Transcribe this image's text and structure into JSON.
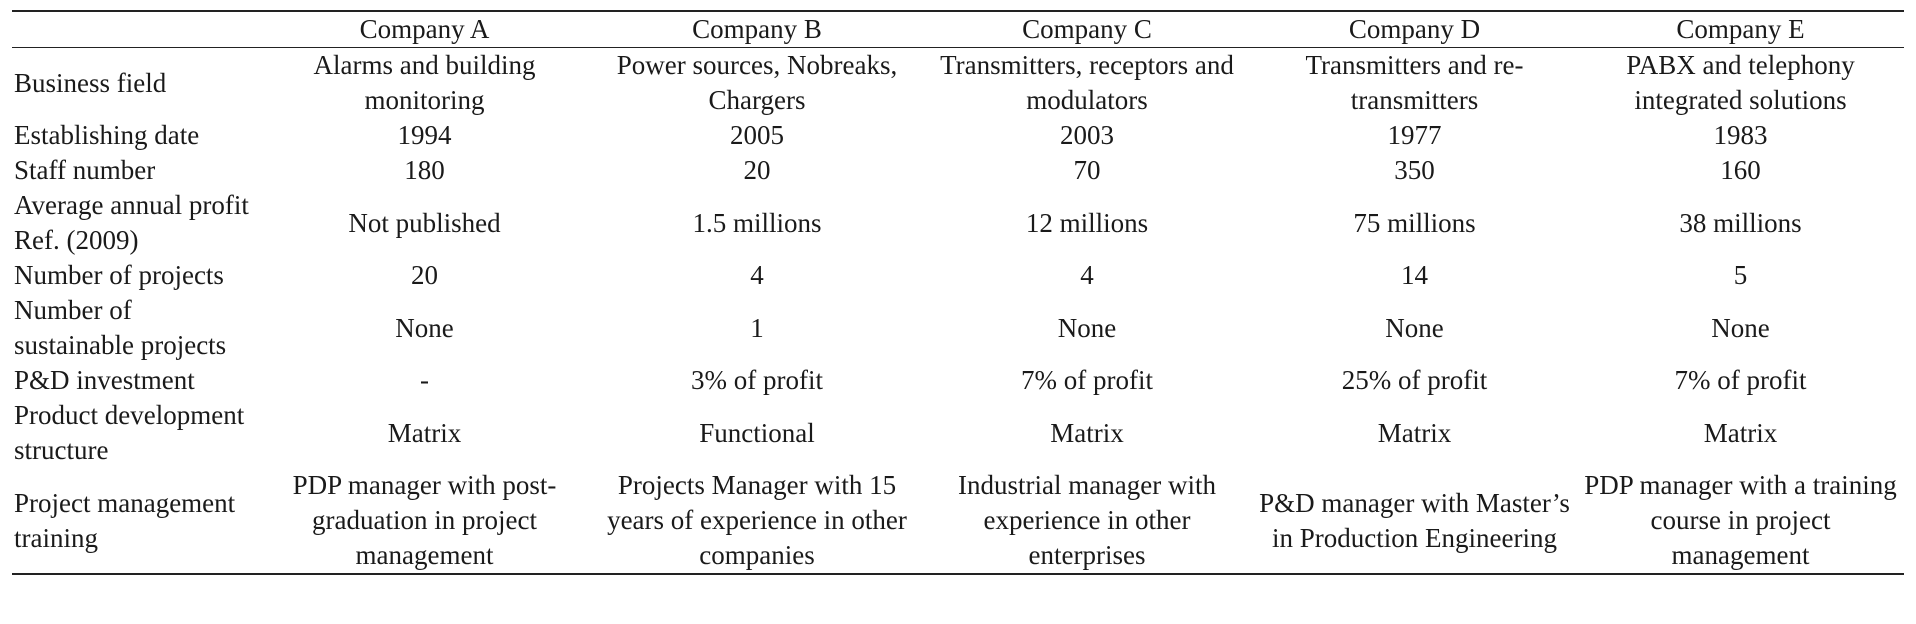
{
  "table": {
    "header": [
      "",
      "Company A",
      "Company B",
      "Company C",
      "Company D",
      "Company E"
    ],
    "rows": [
      {
        "label": "Business field",
        "cells": [
          "Alarms and building monitoring",
          "Power sources, Nobreaks, Chargers",
          "Transmitters, receptors and modulators",
          "Transmitters and re-transmitters",
          "PABX and telephony integrated solutions"
        ]
      },
      {
        "label": "Establishing date",
        "cells": [
          "1994",
          "2005",
          "2003",
          "1977",
          "1983"
        ]
      },
      {
        "label": "Staff number",
        "cells": [
          "180",
          "20",
          "70",
          "350",
          "160"
        ]
      },
      {
        "label": "Average annual profit Ref. (2009)",
        "cells": [
          "Not published",
          "1.5 millions",
          "12 millions",
          "75 millions",
          "38 millions"
        ]
      },
      {
        "label": "Number of projects",
        "cells": [
          "20",
          "4",
          "4",
          "14",
          "5"
        ]
      },
      {
        "label": "Number of sustainable projects",
        "cells": [
          "None",
          "1",
          "None",
          "None",
          "None"
        ]
      },
      {
        "label": "P&D investment",
        "cells": [
          "-",
          "3% of profit",
          "7% of profit",
          "25% of profit",
          "7% of profit"
        ]
      },
      {
        "label": "Product development structure",
        "cells": [
          "Matrix",
          "Functional",
          "Matrix",
          "Matrix",
          "Matrix"
        ]
      },
      {
        "label": "Project management training",
        "cells": [
          "PDP manager with post-graduation in project management",
          "Projects Manager with 15 years of experience in other companies",
          "Industrial manager with experience in other enterprises",
          "P&D manager with Master’s in Production Engineering",
          "PDP manager with a training course in project management"
        ]
      }
    ]
  }
}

= = = = = = =

**GOAL:** Copy the whole of the material above exactly, but not its images.

**IN RESPONSE:**
Transcribe this image's text and structure into JSON.
{
  "table": {
    "header": [
      "",
      "Company A",
      "Company B",
      "Company C",
      "Company D",
      "Company E"
    ],
    "rows": [
      {
        "label": "Business field",
        "cells": [
          "Alarms and building monitoring",
          "Power sources, Nobreaks, Chargers",
          "Transmitters, receptors and modulators",
          "Transmitters and re-transmitters",
          "PABX and telephony integrated solutions"
        ]
      },
      {
        "label": "Establishing date",
        "cells": [
          "1994",
          "2005",
          "2003",
          "1977",
          "1983"
        ]
      },
      {
        "label": "Staff number",
        "cells": [
          "180",
          "20",
          "70",
          "350",
          "160"
        ]
      },
      {
        "label": "Average annual profit Ref. (2009)",
        "cells": [
          "Not published",
          "1.5 millions",
          "12 millions",
          "75 millions",
          "38 millions"
        ]
      },
      {
        "label": "Number of projects",
        "cells": [
          "20",
          "4",
          "4",
          "14",
          "5"
        ]
      },
      {
        "label": "Number of sustainable projects",
        "cells": [
          "None",
          "1",
          "None",
          "None",
          "None"
        ]
      },
      {
        "label": "P&D investment",
        "cells": [
          "-",
          "3% of profit",
          "7% of profit",
          "25% of profit",
          "7% of profit"
        ]
      },
      {
        "label": "Product development structure",
        "cells": [
          "Matrix",
          "Functional",
          "Matrix",
          "Matrix",
          "Matrix"
        ]
      },
      {
        "label": "Project management training",
        "cells": [
          "PDP manager with post-graduation in project management",
          "Projects Manager with 15 years of experience in other companies",
          "Industrial manager with experience in other enterprises",
          "P&D manager with Master’s in Production Engineering",
          "PDP manager with a training course in project management"
        ]
      }
    ]
  }
}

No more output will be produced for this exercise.